■ Work to complete
What lines in the records include the string "transzport"? Return each one.

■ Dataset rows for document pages
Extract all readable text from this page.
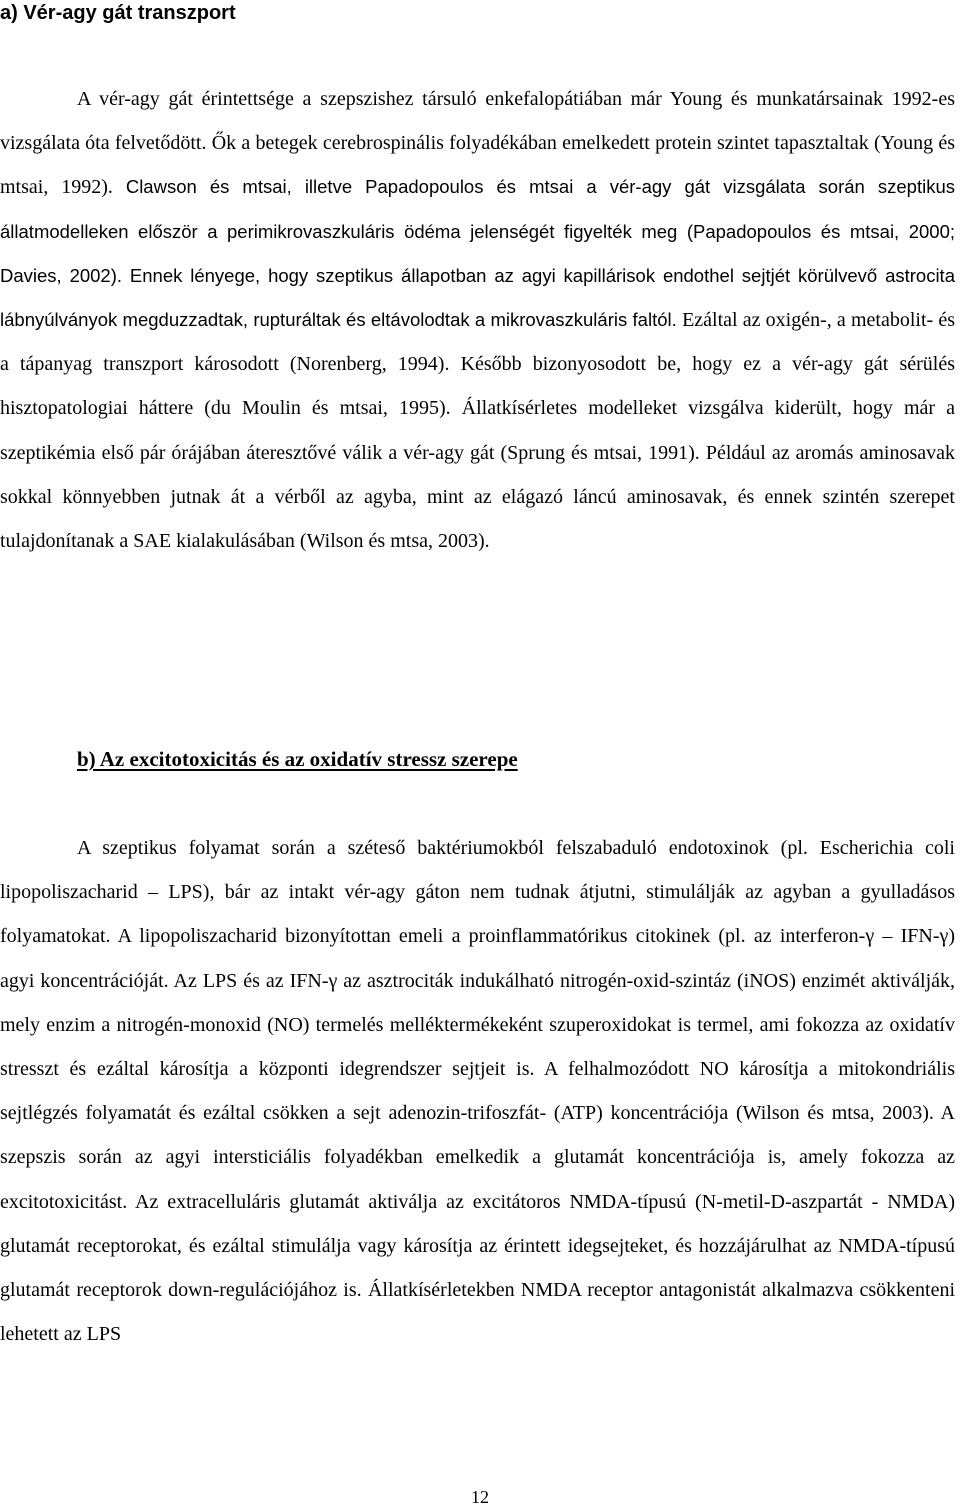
a) Vér-agy gát transzport

A vér-agy gát érintettsége a szepszishez társuló enkefalopátiában már Young és munkatársainak 1992-es vizsgálata óta felvetődött. Ők a betegek cerebrospinális folyadékában emelkedett protein szintet tapasztaltak (Young és mtsai, 1992). Clawson és mtsai, illetve Papadopoulos és mtsai a vér-agy gát vizsgálata során szeptikus állatmodelleken először a perimikrovaszkuláris ödéma jelenségét figyelték meg (Papadopoulos és mtsai, 2000; Davies, 2002). Ennek lényege, hogy szeptikus állapotban az agyi kapillárisok endothel sejtjét körülvevő astrocita lábnyúlványok megduzzadtak, rupturáltak és eltávolodtak a mikrovaszkuláris faltól. Ezáltal az oxigén-, a metabolit- és a tápanyag transzport károsodott (Norenberg, 1994). Később bizonyosodott be, hogy ez a vér-agy gát sérülés hisztopatologiai háttere (du Moulin és mtsai, 1995). Állatkísérletes modelleket vizsgálva kiderült, hogy már a szeptikémia első pár órájában áteresztővé válik a vér-agy gát (Sprung és mtsai, 1991). Például az aromás aminosavak sokkal könnyebben jutnak át a vérből az agyba, mint az elágazó láncú aminosavak, és ennek szintén szerepet tulajdonítanak a SAE kialakulásában (Wilson és mtsa, 2003).

b) Az excitotoxicitás és az oxidatív stressz szerepe

A szeptikus folyamat során a széteső baktériumokból felszabaduló endotoxinok (pl. Escherichia coli lipopoliszacharid – LPS), bár az intakt vér-agy gáton nem tudnak átjutni, stimulálják az agyban a gyulladásos folyamatokat. A lipopoliszacharid bizonyítottan emeli a proinflammatórikus citokinek (pl. az interferon-γ – IFN-γ) agyi koncentrációját. Az LPS és az IFN-γ az asztrociták indukálható nitrogén-oxid-szintáz (iNOS) enzimét aktiválják, mely enzim a nitrogén-monoxid (NO) termelés melléktermékeként szuperoxidokat is termel, ami fokozza az oxidatív stresszt és ezáltal károsítja a központi idegrendszer sejtjeit is. A felhalmozódott NO károsítja a mitokondriális sejtlégzés folyamatát és ezáltal csökken a sejt adenozin-trifoszfát- (ATP) koncentrációja (Wilson és mtsa, 2003). A szepszis során az agyi intersticiális folyadékban emelkedik a glutamát koncentrációja is, amely fokozza az excitotoxicitást. Az extracelluláris glutamát aktiválja az excitátoros NMDA-típusú (N-metil-D-aszpartát - NMDA) glutamát receptorokat, és ezáltal stimulálja vagy károsítja az érintett idegsejteket, és hozzájárulhat az NMDA-típusú glutamát receptorok down-regulációjához is. Állatkísérletekben NMDA receptor antagonistát alkalmazva csökkenteni lehetett az LPS

12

■ Solution for this problem
a) Vér-agy gát transzport
A vér-agy gát érintettsége a szepszishez társuló enkefalopátiában már Young és munkatársainak 1992-es vizsgálata óta felvetődött. Ők a betegek cerebrospinális folyadékában emelkedett protein szintet tapasztaltak (Young és mtsai, 1992). Clawson és mtsai, illetve Papadopoulos és mtsai a vér-agy gát vizsgálata során szeptikus állatmodelleken először a perimikrovaszkuláris ödéma jelenségét figyelték meg (Papadopoulos és mtsai, 2000; Davies, 2002). Ennek lényege, hogy szeptikus állapotban az agyi kapillárisok endothel sejtjét körülvevő astrocita lábnyúlványok megduzzadtak, rupturáltak és eltávolodtak a mikrovaszkuláris faltól. Ezáltal az oxigén-, a metabolit- és a tápanyag transzport károsodott (Norenberg, 1994). Később bizonyosodott be, hogy ez a vér-agy gát sérülés hisztopatologiai háttere (du Moulin és mtsai, 1995). Állatkísérletes modelleket vizsgálva kiderült, hogy már a szeptikémia első pár órájában áteresztővé válik a vér-agy gát (Sprung és mtsai, 1991). Például az aromás aminosavak sokkal könnyebben jutnak át a vérből az agyba, mint az elágazó láncú aminosavak, és ennek szintén szerepet tulajdonítanak a SAE kialakulásában (Wilson és mtsa, 2003).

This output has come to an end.